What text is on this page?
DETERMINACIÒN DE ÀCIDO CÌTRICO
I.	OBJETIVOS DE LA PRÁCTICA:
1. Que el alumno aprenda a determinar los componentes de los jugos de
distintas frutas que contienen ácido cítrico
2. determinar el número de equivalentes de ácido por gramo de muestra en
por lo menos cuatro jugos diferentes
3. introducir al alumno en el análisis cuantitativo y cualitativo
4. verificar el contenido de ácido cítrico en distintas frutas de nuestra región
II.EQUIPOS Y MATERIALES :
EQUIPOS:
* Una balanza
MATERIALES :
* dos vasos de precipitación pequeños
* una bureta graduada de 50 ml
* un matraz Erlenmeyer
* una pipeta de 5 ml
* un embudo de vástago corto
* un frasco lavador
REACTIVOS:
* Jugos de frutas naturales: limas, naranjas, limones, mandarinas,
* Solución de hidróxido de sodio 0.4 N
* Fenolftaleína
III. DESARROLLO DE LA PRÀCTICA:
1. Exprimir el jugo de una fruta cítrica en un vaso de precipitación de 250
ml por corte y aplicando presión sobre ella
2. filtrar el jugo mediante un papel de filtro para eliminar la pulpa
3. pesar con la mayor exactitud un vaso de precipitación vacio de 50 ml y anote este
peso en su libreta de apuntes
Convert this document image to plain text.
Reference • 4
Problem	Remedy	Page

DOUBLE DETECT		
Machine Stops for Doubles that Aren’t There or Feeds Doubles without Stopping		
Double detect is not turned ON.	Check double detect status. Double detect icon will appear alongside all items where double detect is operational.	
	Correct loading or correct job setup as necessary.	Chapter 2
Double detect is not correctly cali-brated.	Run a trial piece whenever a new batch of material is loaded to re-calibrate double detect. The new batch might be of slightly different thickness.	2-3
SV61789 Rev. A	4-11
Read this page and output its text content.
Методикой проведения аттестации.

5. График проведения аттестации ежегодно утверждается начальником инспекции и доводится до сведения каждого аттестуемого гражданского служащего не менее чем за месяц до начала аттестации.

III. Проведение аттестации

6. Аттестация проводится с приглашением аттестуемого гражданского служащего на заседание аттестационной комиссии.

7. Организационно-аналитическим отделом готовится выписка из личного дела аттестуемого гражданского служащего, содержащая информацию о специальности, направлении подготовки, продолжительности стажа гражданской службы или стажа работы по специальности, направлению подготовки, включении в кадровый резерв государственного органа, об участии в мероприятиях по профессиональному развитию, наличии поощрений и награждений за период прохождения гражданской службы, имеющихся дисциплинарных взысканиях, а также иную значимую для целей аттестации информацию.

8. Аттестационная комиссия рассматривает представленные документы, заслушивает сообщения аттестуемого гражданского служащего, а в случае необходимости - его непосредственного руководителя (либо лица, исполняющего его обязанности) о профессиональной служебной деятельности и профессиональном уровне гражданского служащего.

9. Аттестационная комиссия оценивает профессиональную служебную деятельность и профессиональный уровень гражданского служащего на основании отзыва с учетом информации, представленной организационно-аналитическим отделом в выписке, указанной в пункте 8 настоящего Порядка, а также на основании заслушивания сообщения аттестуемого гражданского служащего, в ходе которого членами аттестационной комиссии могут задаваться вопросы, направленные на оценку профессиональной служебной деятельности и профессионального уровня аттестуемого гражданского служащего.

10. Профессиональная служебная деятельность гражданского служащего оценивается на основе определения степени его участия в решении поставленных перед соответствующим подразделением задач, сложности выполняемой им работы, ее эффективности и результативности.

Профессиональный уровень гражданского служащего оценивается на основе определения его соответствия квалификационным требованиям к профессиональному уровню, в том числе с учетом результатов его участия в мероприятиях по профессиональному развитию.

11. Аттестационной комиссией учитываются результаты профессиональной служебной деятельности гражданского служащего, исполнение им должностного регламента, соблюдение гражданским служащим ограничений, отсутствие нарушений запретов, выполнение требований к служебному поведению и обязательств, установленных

* **Directive**
Copy every record exactly as presented.

* **Task output**
What text is on this page?
DETERMINACIÒN DE ÀCIDO CÌTRICO
I.	OBJETIVOS DE LA PRÁCTICA:
1. Que el alumno aprenda a determinar los componentes de los jugos de
distintas frutas que contienen ácido cítrico
2. determinar el número de equivalentes de ácido por gramo de muestra en
por lo menos cuatro jugos diferentes
3. introducir al alumno en el análisis cuantitativo y cualitativo
4. verificar el contenido de ácido cítrico en distintas frutas de nuestra región
II.EQUIPOS Y MATERIALES :
EQUIPOS:
* Una balanza
MATERIALES :
* dos vasos de precipitación pequeños
* una bureta graduada de 50 ml
* un matraz Erlenmeyer
* una pipeta de 5 ml
* un embudo de vástago corto
* un frasco lavador
REACTIVOS:
* Jugos de frutas naturales: limas, naranjas, limones, mandarinas,
* Solución de hidróxido de sodio 0.4 N
* Fenolftaleína
III. DESARROLLO DE LA PRÀCTICA:
1. Exprimir el jugo de una fruta cítrica en un vaso de precipitación de 250
ml por corte y aplicando presión sobre ella
2. filtrar el jugo mediante un papel de filtro para eliminar la pulpa
3. pesar con la mayor exactitud un vaso de precipitación vacio de 50 ml y anote este
peso en su libreta de apuntes
Convert this document image to plain text.
Reference • 4
Problem	Remedy	Page

DOUBLE DETECT		
Machine Stops for Doubles that Aren’t There or Feeds Doubles without Stopping		
Double detect is not turned ON.	Check double detect status. Double detect icon will appear alongside all items where double detect is operational.	
	Correct loading or correct job setup as necessary.	Chapter 2
Double detect is not correctly cali-brated.	Run a trial piece whenever a new batch of material is loaded to re-calibrate double detect. The new batch might be of slightly different thickness.	2-3
SV61789 Rev. A	4-11
Read this page and output its text content.
Методикой проведения аттестации.

5. График проведения аттестации ежегодно утверждается начальником инспекции и доводится до сведения каждого аттестуемого гражданского служащего не менее чем за месяц до начала аттестации.

III. Проведение аттестации

6. Аттестация проводится с приглашением аттестуемого гражданского служащего на заседание аттестационной комиссии.

7. Организационно-аналитическим отделом готовится выписка из личного дела аттестуемого гражданского служащего, содержащая информацию о специальности, направлении подготовки, продолжительности стажа гражданской службы или стажа работы по специальности, направлению подготовки, включении в кадровый резерв государственного органа, об участии в мероприятиях по профессиональному развитию, наличии поощрений и награждений за период прохождения гражданской службы, имеющихся дисциплинарных взысканиях, а также иную значимую для целей аттестации информацию.

8. Аттестационная комиссия рассматривает представленные документы, заслушивает сообщения аттестуемого гражданского служащего, а в случае необходимости - его непосредственного руководителя (либо лица, исполняющего его обязанности) о профессиональной служебной деятельности и профессиональном уровне гражданского служащего.

9. Аттестационная комиссия оценивает профессиональную служебную деятельность и профессиональный уровень гражданского служащего на основании отзыва с учетом информации, представленной организационно-аналитическим отделом в выписке, указанной в пункте 8 настоящего Порядка, а также на основании заслушивания сообщения аттестуемого гражданского служащего, в ходе которого членами аттестационной комиссии могут задаваться вопросы, направленные на оценку профессиональной служебной деятельности и профессионального уровня аттестуемого гражданского служащего.

10. Профессиональная служебная деятельность гражданского служащего оценивается на основе определения степени его участия в решении поставленных перед соответствующим подразделением задач, сложности выполняемой им работы, ее эффективности и результативности.

Профессиональный уровень гражданского служащего оценивается на основе определения его соответствия квалификационным требованиям к профессиональному уровню, в том числе с учетом результатов его участия в мероприятиях по профессиональному развитию.

11. Аттестационной комиссией учитываются результаты профессиональной служебной деятельности гражданского служащего, исполнение им должностного регламента, соблюдение гражданским служащим ограничений, отсутствие нарушений запретов, выполнение требований к служебному поведению и обязательств, установленных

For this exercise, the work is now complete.